**INSTRUCTION**
Check each line of the listing below for the word "films" and say how many lines have it. Nothing else should be written.

**INPUT RECORDS**
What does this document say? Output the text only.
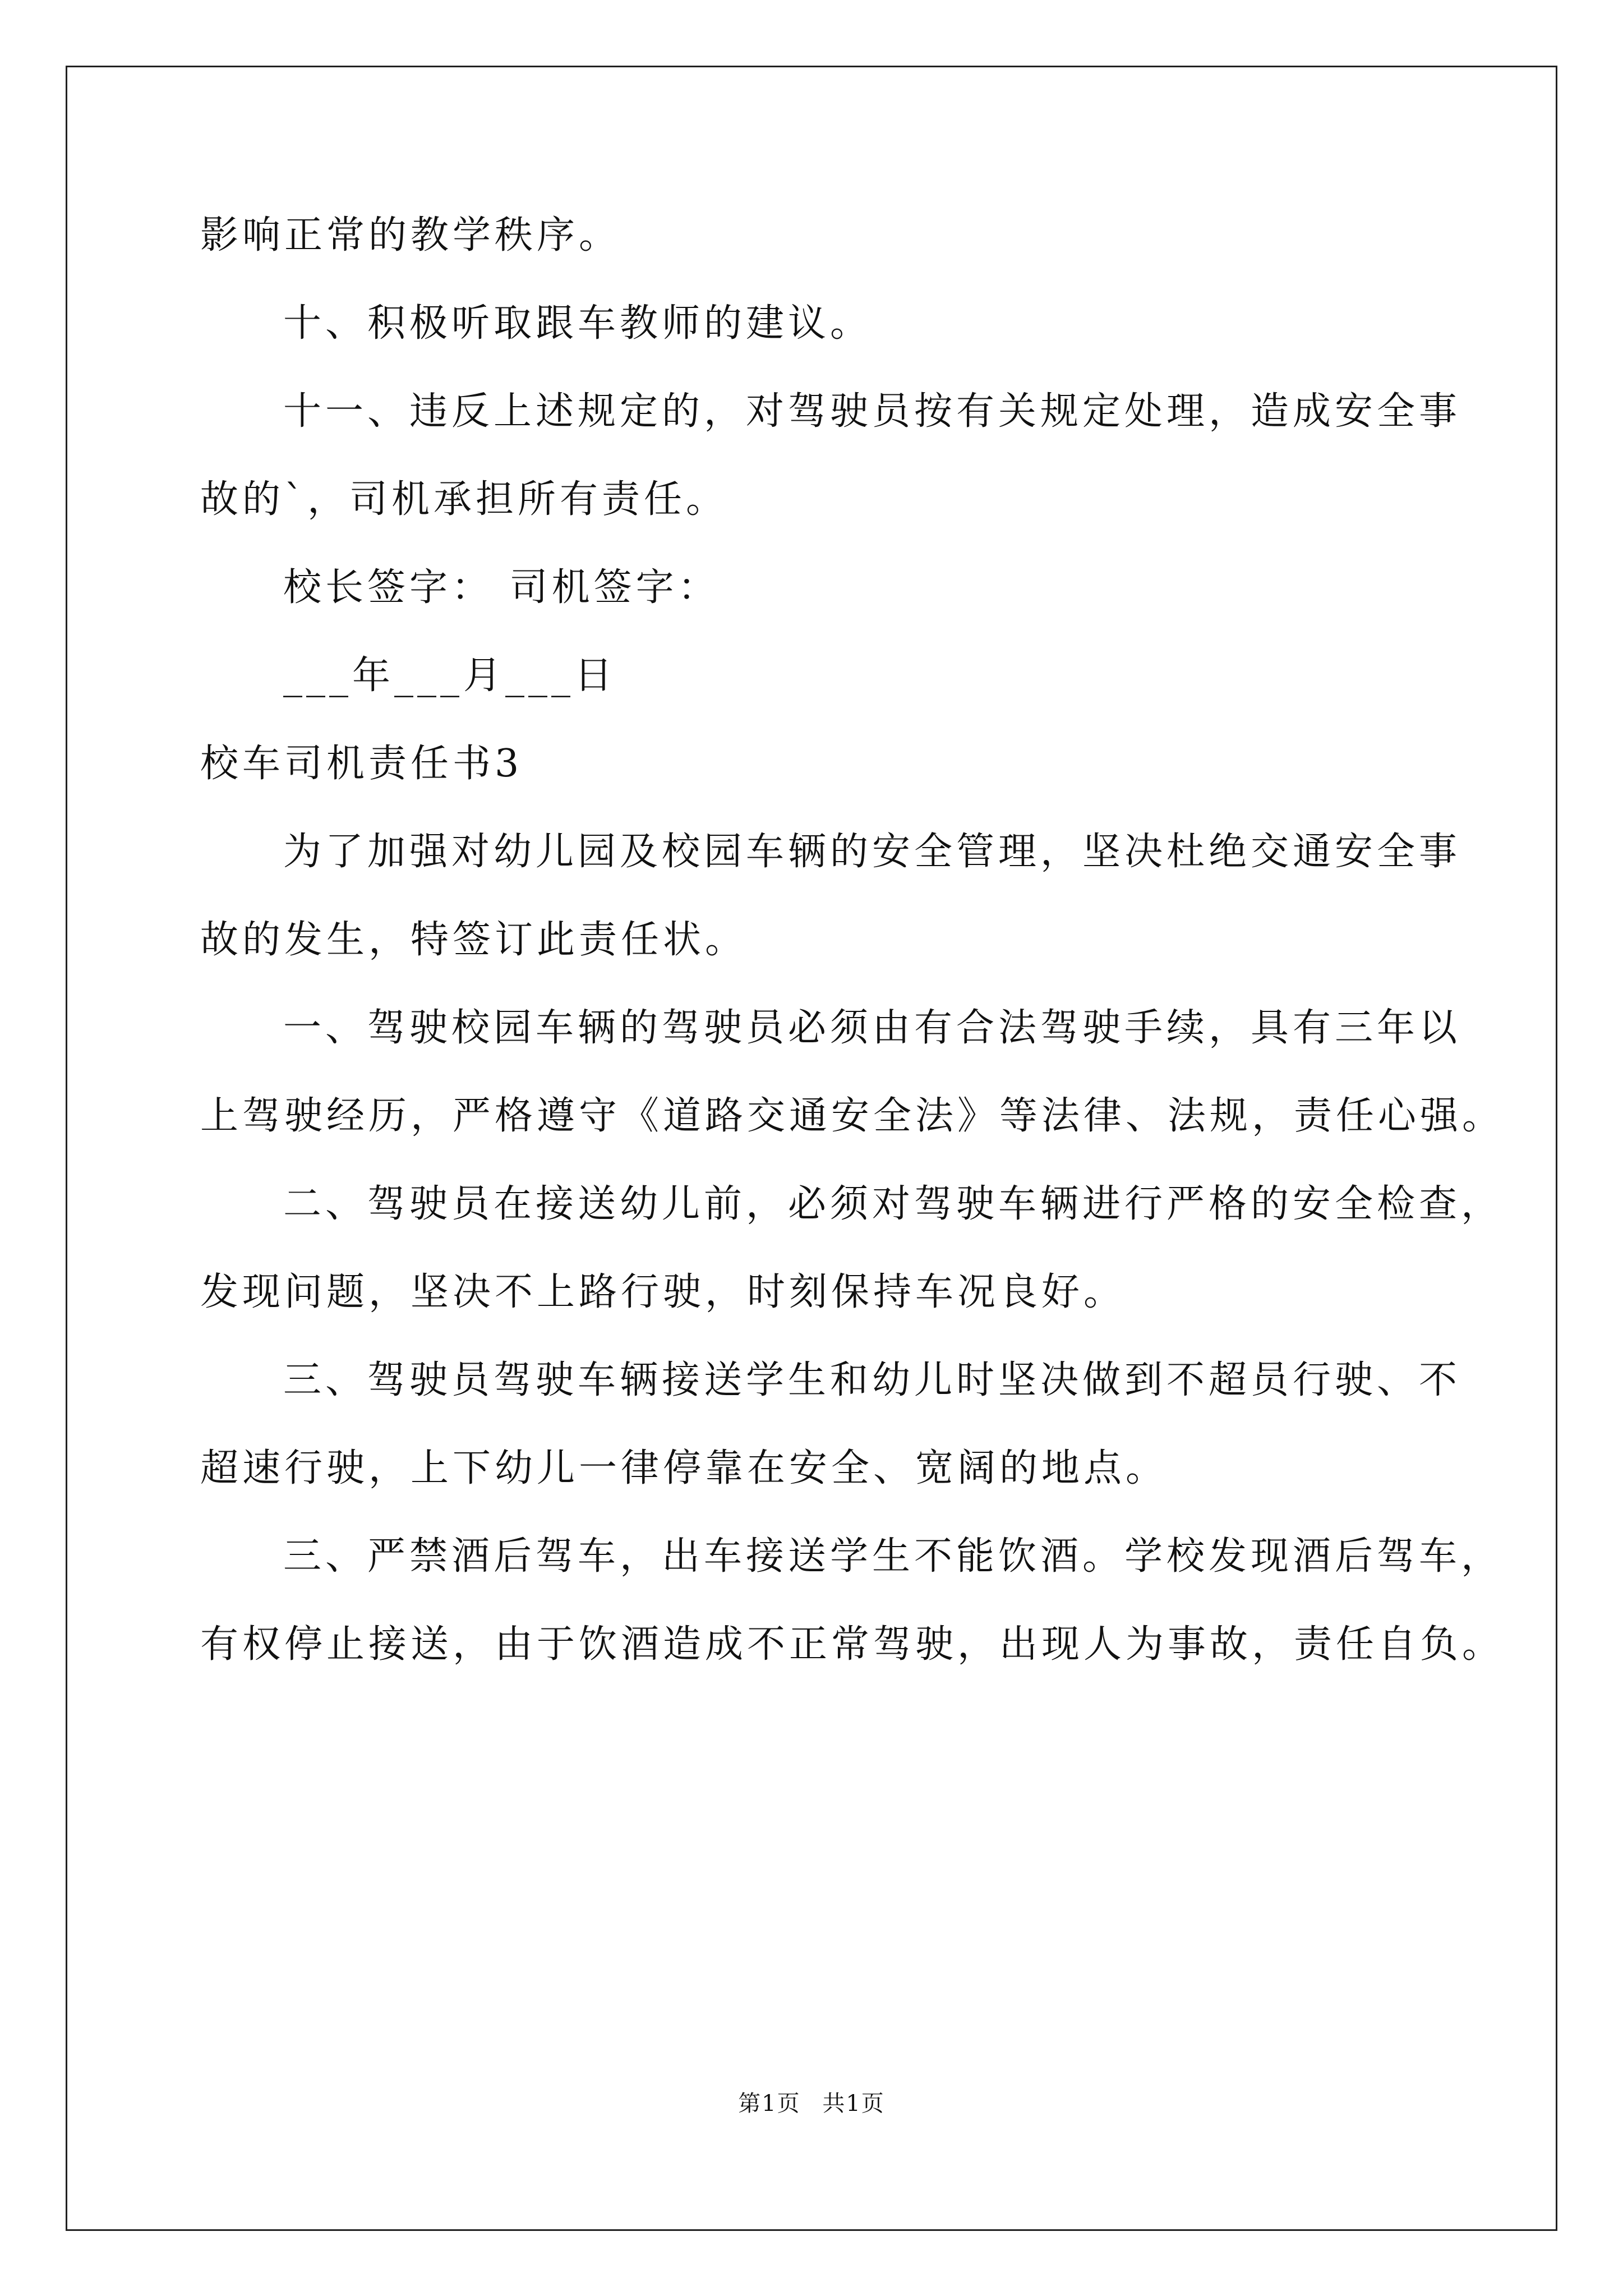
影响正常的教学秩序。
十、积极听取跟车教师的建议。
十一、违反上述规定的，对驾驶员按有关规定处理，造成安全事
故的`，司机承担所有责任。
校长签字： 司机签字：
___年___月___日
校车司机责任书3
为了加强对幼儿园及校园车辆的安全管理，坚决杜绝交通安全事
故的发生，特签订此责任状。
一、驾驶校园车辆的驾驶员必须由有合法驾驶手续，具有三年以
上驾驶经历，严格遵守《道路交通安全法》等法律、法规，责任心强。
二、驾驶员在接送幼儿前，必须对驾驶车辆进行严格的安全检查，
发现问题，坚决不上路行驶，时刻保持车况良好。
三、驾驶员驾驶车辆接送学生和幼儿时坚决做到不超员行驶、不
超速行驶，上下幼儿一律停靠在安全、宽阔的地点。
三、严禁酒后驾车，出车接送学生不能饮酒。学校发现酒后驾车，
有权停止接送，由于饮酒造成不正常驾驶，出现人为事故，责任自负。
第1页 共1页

* * *

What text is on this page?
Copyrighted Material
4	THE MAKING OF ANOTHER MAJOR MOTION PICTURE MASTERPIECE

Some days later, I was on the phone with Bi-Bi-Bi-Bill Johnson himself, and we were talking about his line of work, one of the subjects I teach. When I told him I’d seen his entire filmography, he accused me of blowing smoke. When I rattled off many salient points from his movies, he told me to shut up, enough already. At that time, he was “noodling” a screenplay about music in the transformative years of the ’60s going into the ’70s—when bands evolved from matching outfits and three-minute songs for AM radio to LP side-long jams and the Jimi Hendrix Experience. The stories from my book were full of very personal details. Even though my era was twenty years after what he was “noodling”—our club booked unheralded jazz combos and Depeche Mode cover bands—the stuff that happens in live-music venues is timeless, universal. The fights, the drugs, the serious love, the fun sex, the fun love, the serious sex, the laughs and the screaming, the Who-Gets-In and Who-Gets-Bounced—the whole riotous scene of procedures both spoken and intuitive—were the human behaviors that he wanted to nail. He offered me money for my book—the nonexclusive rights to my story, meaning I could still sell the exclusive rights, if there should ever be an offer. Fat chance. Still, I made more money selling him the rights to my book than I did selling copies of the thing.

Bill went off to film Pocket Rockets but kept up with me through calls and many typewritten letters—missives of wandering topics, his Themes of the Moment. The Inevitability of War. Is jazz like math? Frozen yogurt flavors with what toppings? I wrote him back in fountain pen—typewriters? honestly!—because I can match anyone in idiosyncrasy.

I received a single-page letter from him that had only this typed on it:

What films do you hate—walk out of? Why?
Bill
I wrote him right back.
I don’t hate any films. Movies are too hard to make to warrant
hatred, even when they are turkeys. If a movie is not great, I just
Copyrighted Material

* * *

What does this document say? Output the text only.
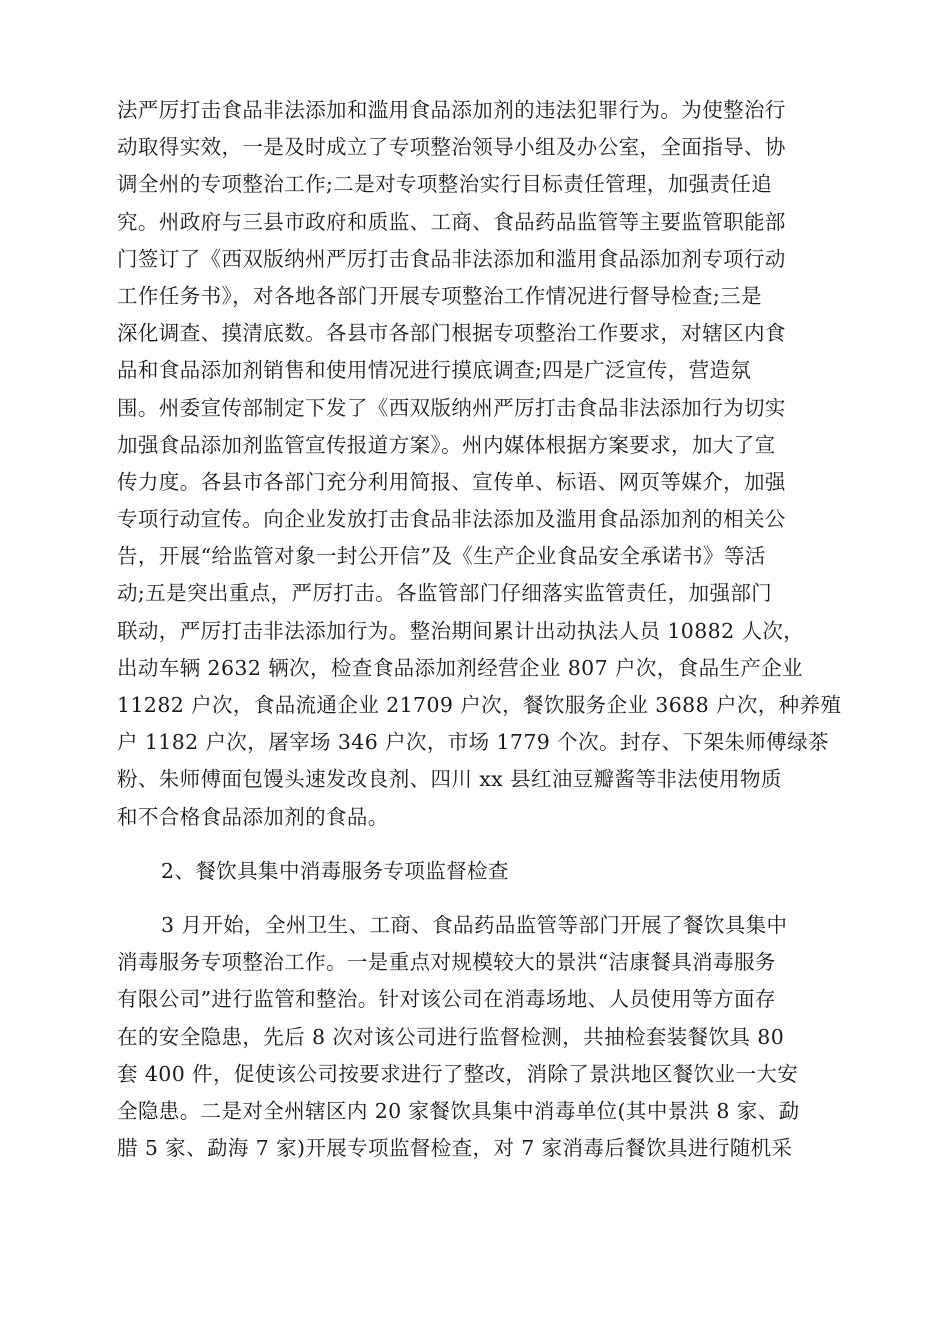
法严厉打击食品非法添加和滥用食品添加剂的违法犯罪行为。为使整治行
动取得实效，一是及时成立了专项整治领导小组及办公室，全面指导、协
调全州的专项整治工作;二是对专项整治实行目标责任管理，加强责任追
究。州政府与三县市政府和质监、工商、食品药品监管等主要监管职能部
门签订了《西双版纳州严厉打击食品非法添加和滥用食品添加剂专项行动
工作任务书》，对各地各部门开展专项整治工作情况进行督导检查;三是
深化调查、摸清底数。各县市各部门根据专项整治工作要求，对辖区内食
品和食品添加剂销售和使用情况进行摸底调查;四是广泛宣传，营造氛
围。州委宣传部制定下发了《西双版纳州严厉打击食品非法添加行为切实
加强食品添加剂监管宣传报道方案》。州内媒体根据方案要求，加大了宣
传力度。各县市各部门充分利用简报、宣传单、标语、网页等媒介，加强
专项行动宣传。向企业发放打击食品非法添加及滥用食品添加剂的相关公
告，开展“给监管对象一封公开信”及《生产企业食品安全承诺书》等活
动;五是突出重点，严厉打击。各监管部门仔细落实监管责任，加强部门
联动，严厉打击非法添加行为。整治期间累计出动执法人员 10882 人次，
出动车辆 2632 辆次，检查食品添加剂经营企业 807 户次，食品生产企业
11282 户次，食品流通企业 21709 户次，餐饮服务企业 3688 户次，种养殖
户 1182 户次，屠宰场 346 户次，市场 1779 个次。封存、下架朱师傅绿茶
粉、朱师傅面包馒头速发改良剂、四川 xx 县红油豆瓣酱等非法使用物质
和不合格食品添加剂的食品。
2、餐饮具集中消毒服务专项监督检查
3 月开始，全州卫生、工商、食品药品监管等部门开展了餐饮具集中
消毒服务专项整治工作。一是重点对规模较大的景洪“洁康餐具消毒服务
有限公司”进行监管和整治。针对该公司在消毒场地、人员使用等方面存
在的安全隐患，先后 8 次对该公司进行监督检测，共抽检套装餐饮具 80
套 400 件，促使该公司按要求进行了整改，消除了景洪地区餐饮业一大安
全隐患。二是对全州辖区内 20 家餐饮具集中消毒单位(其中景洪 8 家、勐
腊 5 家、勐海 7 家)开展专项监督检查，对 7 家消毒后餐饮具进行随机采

**RESULT FOR THIS TASK**
2